### Task requirements
Write out the records below once more, exactly as they stand.

### Input rows
⟨

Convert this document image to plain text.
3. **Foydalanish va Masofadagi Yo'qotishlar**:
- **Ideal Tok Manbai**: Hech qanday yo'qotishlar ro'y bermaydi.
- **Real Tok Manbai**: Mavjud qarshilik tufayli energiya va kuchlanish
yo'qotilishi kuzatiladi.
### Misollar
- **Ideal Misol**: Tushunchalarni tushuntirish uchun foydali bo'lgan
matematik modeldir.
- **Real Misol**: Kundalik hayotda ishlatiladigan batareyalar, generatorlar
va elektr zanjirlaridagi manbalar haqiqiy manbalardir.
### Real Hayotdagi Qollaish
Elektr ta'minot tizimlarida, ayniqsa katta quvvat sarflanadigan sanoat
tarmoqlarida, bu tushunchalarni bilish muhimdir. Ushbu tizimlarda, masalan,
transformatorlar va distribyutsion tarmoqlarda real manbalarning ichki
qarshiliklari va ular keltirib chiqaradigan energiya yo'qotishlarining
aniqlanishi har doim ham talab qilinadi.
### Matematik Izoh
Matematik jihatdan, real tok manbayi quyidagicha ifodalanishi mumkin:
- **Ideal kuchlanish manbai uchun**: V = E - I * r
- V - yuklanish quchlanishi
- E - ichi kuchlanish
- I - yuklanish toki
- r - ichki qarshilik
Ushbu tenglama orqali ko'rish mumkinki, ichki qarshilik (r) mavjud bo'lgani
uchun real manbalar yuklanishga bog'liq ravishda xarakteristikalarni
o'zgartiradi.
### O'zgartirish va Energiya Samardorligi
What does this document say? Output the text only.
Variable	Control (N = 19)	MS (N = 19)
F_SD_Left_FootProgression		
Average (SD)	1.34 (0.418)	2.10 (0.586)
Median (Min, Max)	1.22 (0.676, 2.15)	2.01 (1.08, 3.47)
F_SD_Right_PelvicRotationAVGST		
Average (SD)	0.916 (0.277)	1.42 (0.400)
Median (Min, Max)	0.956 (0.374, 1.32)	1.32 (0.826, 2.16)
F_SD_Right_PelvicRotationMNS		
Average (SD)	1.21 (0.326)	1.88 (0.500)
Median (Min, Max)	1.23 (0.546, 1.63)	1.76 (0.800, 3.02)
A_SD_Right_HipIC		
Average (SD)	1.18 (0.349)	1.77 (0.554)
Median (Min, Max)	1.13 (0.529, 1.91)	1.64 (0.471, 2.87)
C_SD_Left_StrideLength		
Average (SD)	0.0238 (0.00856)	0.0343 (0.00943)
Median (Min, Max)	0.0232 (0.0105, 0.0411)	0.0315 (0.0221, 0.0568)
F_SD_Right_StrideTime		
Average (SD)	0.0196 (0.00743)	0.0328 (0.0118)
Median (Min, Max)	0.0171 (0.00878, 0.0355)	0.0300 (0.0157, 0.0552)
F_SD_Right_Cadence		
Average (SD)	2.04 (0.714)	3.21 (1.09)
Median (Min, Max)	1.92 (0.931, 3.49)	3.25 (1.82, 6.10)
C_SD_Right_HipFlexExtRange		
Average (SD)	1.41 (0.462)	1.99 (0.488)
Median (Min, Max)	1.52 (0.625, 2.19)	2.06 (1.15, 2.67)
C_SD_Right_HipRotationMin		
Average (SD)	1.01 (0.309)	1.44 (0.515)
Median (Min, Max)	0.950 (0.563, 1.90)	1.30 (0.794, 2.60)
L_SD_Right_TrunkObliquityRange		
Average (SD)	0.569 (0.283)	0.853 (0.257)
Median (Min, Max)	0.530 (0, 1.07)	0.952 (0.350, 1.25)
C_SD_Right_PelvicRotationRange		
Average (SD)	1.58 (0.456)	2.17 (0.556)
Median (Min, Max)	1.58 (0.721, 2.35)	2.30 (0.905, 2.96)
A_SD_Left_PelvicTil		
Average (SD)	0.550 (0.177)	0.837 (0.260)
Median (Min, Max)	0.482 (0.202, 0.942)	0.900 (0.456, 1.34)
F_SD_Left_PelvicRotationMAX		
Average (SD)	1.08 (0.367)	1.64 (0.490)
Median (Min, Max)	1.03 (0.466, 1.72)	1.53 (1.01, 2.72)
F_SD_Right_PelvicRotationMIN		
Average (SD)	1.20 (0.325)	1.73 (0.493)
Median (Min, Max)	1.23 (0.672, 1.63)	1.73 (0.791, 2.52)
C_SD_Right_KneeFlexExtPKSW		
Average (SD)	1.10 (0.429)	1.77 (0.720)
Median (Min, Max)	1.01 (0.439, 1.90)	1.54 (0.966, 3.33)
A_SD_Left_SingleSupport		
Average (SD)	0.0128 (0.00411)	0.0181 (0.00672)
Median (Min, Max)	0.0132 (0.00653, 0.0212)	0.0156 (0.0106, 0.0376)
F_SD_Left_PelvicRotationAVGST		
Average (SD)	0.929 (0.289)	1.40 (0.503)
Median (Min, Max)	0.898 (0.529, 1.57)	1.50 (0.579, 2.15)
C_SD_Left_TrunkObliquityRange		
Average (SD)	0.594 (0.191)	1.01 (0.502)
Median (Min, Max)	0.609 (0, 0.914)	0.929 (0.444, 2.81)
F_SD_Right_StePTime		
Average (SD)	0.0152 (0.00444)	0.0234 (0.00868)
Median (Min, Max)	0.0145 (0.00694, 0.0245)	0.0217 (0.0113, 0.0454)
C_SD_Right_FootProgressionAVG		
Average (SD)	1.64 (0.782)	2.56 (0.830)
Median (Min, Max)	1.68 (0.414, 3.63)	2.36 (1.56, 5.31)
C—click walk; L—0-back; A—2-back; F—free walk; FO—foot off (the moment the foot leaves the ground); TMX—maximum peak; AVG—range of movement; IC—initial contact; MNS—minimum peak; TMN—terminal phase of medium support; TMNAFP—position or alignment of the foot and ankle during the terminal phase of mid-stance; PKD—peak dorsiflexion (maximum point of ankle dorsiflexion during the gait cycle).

⟩

### Written reply
Convert this document image to plain text.
3. **Foydalanish va Masofadagi Yo'qotishlar**:
- **Ideal Tok Manbai**: Hech qanday yo'qotishlar ro'y bermaydi.
- **Real Tok Manbai**: Mavjud qarshilik tufayli energiya va kuchlanish
yo'qotilishi kuzatiladi.
### Misollar
- **Ideal Misol**: Tushunchalarni tushuntirish uchun foydali bo'lgan
matematik modeldir.
- **Real Misol**: Kundalik hayotda ishlatiladigan batareyalar, generatorlar
va elektr zanjirlaridagi manbalar haqiqiy manbalardir.
### Real Hayotdagi Qollaish
Elektr ta'minot tizimlarida, ayniqsa katta quvvat sarflanadigan sanoat
tarmoqlarida, bu tushunchalarni bilish muhimdir. Ushbu tizimlarda, masalan,
transformatorlar va distribyutsion tarmoqlarda real manbalarning ichki
qarshiliklari va ular keltirib chiqaradigan energiya yo'qotishlarining
aniqlanishi har doim ham talab qilinadi.
### Matematik Izoh
Matematik jihatdan, real tok manbayi quyidagicha ifodalanishi mumkin:
- **Ideal kuchlanish manbai uchun**: V = E - I * r
- V - yuklanish quchlanishi
- E - ichi kuchlanish
- I - yuklanish toki
- r - ichki qarshilik
Ushbu tenglama orqali ko'rish mumkinki, ichki qarshilik (r) mavjud bo'lgani
uchun real manbalar yuklanishga bog'liq ravishda xarakteristikalarni
o'zgartiradi.
### O'zgartirish va Energiya Samardorligi
What does this document say? Output the text only.
Variable	Control (N = 19)	MS (N = 19)
F_SD_Left_FootProgression		
Average (SD)	1.34 (0.418)	2.10 (0.586)
Median (Min, Max)	1.22 (0.676, 2.15)	2.01 (1.08, 3.47)
F_SD_Right_PelvicRotationAVGST		
Average (SD)	0.916 (0.277)	1.42 (0.400)
Median (Min, Max)	0.956 (0.374, 1.32)	1.32 (0.826, 2.16)
F_SD_Right_PelvicRotationMNS		
Average (SD)	1.21 (0.326)	1.88 (0.500)
Median (Min, Max)	1.23 (0.546, 1.63)	1.76 (0.800, 3.02)
A_SD_Right_HipIC		
Average (SD)	1.18 (0.349)	1.77 (0.554)
Median (Min, Max)	1.13 (0.529, 1.91)	1.64 (0.471, 2.87)
C_SD_Left_StrideLength		
Average (SD)	0.0238 (0.00856)	0.0343 (0.00943)
Median (Min, Max)	0.0232 (0.0105, 0.0411)	0.0315 (0.0221, 0.0568)
F_SD_Right_StrideTime		
Average (SD)	0.0196 (0.00743)	0.0328 (0.0118)
Median (Min, Max)	0.0171 (0.00878, 0.0355)	0.0300 (0.0157, 0.0552)
F_SD_Right_Cadence		
Average (SD)	2.04 (0.714)	3.21 (1.09)
Median (Min, Max)	1.92 (0.931, 3.49)	3.25 (1.82, 6.10)
C_SD_Right_HipFlexExtRange		
Average (SD)	1.41 (0.462)	1.99 (0.488)
Median (Min, Max)	1.52 (0.625, 2.19)	2.06 (1.15, 2.67)
C_SD_Right_HipRotationMin		
Average (SD)	1.01 (0.309)	1.44 (0.515)
Median (Min, Max)	0.950 (0.563, 1.90)	1.30 (0.794, 2.60)
L_SD_Right_TrunkObliquityRange		
Average (SD)	0.569 (0.283)	0.853 (0.257)
Median (Min, Max)	0.530 (0, 1.07)	0.952 (0.350, 1.25)
C_SD_Right_PelvicRotationRange		
Average (SD)	1.58 (0.456)	2.17 (0.556)
Median (Min, Max)	1.58 (0.721, 2.35)	2.30 (0.905, 2.96)
A_SD_Left_PelvicTil		
Average (SD)	0.550 (0.177)	0.837 (0.260)
Median (Min, Max)	0.482 (0.202, 0.942)	0.900 (0.456, 1.34)
F_SD_Left_PelvicRotationMAX		
Average (SD)	1.08 (0.367)	1.64 (0.490)
Median (Min, Max)	1.03 (0.466, 1.72)	1.53 (1.01, 2.72)
F_SD_Right_PelvicRotationMIN		
Average (SD)	1.20 (0.325)	1.73 (0.493)
Median (Min, Max)	1.23 (0.672, 1.63)	1.73 (0.791, 2.52)
C_SD_Right_KneeFlexExtPKSW		
Average (SD)	1.10 (0.429)	1.77 (0.720)
Median (Min, Max)	1.01 (0.439, 1.90)	1.54 (0.966, 3.33)
A_SD_Left_SingleSupport		
Average (SD)	0.0128 (0.00411)	0.0181 (0.00672)
Median (Min, Max)	0.0132 (0.00653, 0.0212)	0.0156 (0.0106, 0.0376)
F_SD_Left_PelvicRotationAVGST		
Average (SD)	0.929 (0.289)	1.40 (0.503)
Median (Min, Max)	0.898 (0.529, 1.57)	1.50 (0.579, 2.15)
C_SD_Left_TrunkObliquityRange		
Average (SD)	0.594 (0.191)	1.01 (0.502)
Median (Min, Max)	0.609 (0, 0.914)	0.929 (0.444, 2.81)
F_SD_Right_StePTime		
Average (SD)	0.0152 (0.00444)	0.0234 (0.00868)
Median (Min, Max)	0.0145 (0.00694, 0.0245)	0.0217 (0.0113, 0.0454)
C_SD_Right_FootProgressionAVG		
Average (SD)	1.64 (0.782)	2.56 (0.830)
Median (Min, Max)	1.68 (0.414, 3.63)	2.36 (1.56, 5.31)
C—click walk; L—0-back; A—2-back; F—free walk; FO—foot off (the moment the foot leaves the ground); TMX—maximum peak; AVG—range of movement; IC—initial contact; MNS—minimum peak; TMN—terminal phase of medium support; TMNAFP—position or alignment of the foot and ankle during the terminal phase of mid-stance; PKD—peak dorsiflexion (maximum point of ankle dorsiflexion during the gait cycle).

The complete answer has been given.